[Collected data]
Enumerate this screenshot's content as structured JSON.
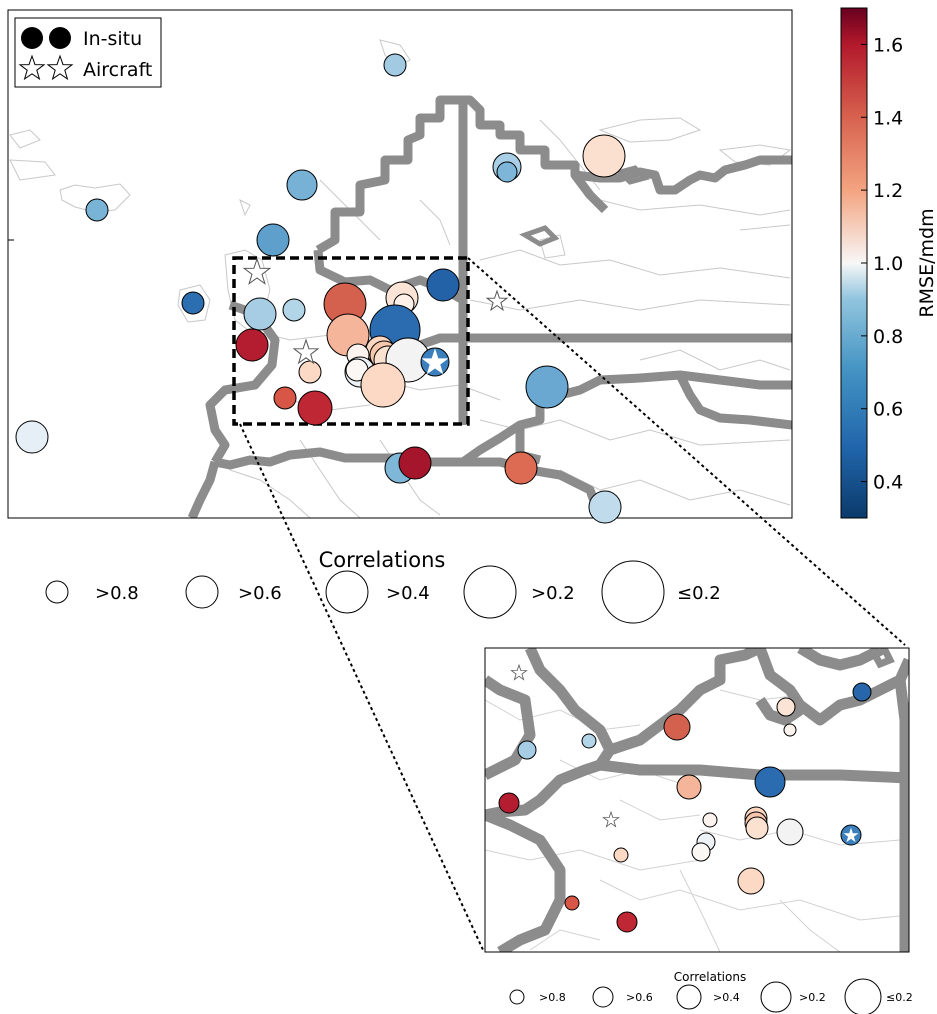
{
  "legend": {
    "insitu_label": "In-situ",
    "aircraft_label": "Aircraft"
  },
  "colorbar": {
    "label": "RMSE/mdm",
    "ticks": [
      "0.4",
      "0.6",
      "0.8",
      "1.0",
      "1.2",
      "1.4",
      "1.6"
    ],
    "tick_values": [
      0.4,
      0.6,
      0.8,
      1.0,
      1.2,
      1.4,
      1.6
    ],
    "range": [
      0.3,
      1.7
    ],
    "colors": [
      "#0b3a6b",
      "#2166ac",
      "#4393c3",
      "#92c5de",
      "#f7f7f7",
      "#f4a582",
      "#d6604d",
      "#b2182b",
      "#67001f"
    ]
  },
  "size_legend": {
    "title": "Correlations",
    "items": [
      ">0.8",
      ">0.6",
      ">0.4",
      ">0.2",
      "≤0.2"
    ]
  },
  "inset_legend": {
    "title": "Correlations",
    "items": [
      ">0.8",
      ">0.6",
      ">0.4",
      ">0.2",
      "≤0.2"
    ]
  },
  "colors": {
    "border": "#8c8c8c",
    "coast": "#c8c8c8",
    "stroke": "#000000"
  }
}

» Short problem
Give every record again exactly, apart from the pictures, which stay out.

» Result of this task
Enumerate this screenshot's content as structured JSON.
{
  "legend": {
    "insitu_label": "In-situ",
    "aircraft_label": "Aircraft"
  },
  "colorbar": {
    "label": "RMSE/mdm",
    "ticks": [
      "0.4",
      "0.6",
      "0.8",
      "1.0",
      "1.2",
      "1.4",
      "1.6"
    ],
    "tick_values": [
      0.4,
      0.6,
      0.8,
      1.0,
      1.2,
      1.4,
      1.6
    ],
    "range": [
      0.3,
      1.7
    ],
    "colors": [
      "#0b3a6b",
      "#2166ac",
      "#4393c3",
      "#92c5de",
      "#f7f7f7",
      "#f4a582",
      "#d6604d",
      "#b2182b",
      "#67001f"
    ]
  },
  "size_legend": {
    "title": "Correlations",
    "items": [
      ">0.8",
      ">0.6",
      ">0.4",
      ">0.2",
      "≤0.2"
    ]
  },
  "inset_legend": {
    "title": "Correlations",
    "items": [
      ">0.8",
      ">0.6",
      ">0.4",
      ">0.2",
      "≤0.2"
    ]
  },
  "colors": {
    "border": "#8c8c8c",
    "coast": "#c8c8c8",
    "stroke": "#000000"
  }
}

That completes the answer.